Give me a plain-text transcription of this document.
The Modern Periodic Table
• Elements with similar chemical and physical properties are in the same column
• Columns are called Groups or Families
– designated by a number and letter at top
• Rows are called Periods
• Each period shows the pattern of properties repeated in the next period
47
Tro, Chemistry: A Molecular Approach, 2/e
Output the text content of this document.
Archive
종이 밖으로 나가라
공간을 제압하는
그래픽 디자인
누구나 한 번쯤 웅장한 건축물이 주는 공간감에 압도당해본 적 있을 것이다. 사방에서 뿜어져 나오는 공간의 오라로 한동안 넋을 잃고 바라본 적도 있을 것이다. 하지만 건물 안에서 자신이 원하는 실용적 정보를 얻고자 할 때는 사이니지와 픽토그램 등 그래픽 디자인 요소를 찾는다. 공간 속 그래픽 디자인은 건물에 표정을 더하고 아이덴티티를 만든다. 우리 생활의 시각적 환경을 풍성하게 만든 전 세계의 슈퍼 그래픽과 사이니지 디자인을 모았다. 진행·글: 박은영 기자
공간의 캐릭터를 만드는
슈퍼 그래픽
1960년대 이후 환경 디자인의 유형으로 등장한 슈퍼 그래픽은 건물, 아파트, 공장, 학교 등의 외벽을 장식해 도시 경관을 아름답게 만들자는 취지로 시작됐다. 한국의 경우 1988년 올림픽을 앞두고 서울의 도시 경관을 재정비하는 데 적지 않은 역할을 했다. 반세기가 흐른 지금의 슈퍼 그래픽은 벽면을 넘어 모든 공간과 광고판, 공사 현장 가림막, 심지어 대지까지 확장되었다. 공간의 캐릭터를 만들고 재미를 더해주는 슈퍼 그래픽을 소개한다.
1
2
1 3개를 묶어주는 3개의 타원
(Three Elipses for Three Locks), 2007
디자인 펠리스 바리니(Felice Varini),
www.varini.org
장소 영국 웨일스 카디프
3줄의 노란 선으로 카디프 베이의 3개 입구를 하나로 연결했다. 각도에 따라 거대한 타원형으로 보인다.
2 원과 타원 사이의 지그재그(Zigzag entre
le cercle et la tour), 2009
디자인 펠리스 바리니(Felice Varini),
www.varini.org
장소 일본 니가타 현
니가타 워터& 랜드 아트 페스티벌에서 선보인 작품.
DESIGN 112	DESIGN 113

__Task statement__: Check every line of the data above for the string "캐릭터를", and copy those that have it.

__Task response__:
공간의 캐릭터를 만드는
1960년대 이후 환경 디자인의 유형으로 등장한 슈퍼 그래픽은 건물, 아파트, 공장, 학교 등의 외벽을 장식해 도시 경관을 아름답게 만들자는 취지로 시작됐다. 한국의 경우 1988년 올림픽을 앞두고 서울의 도시 경관을 재정비하는 데 적지 않은 역할을 했다. 반세기가 흐른 지금의 슈퍼 그래픽은 벽면을 넘어 모든 공간과 광고판, 공사 현장 가림막, 심지어 대지까지 확장되었다. 공간의 캐릭터를 만들고 재미를 더해주는 슈퍼 그래픽을 소개한다.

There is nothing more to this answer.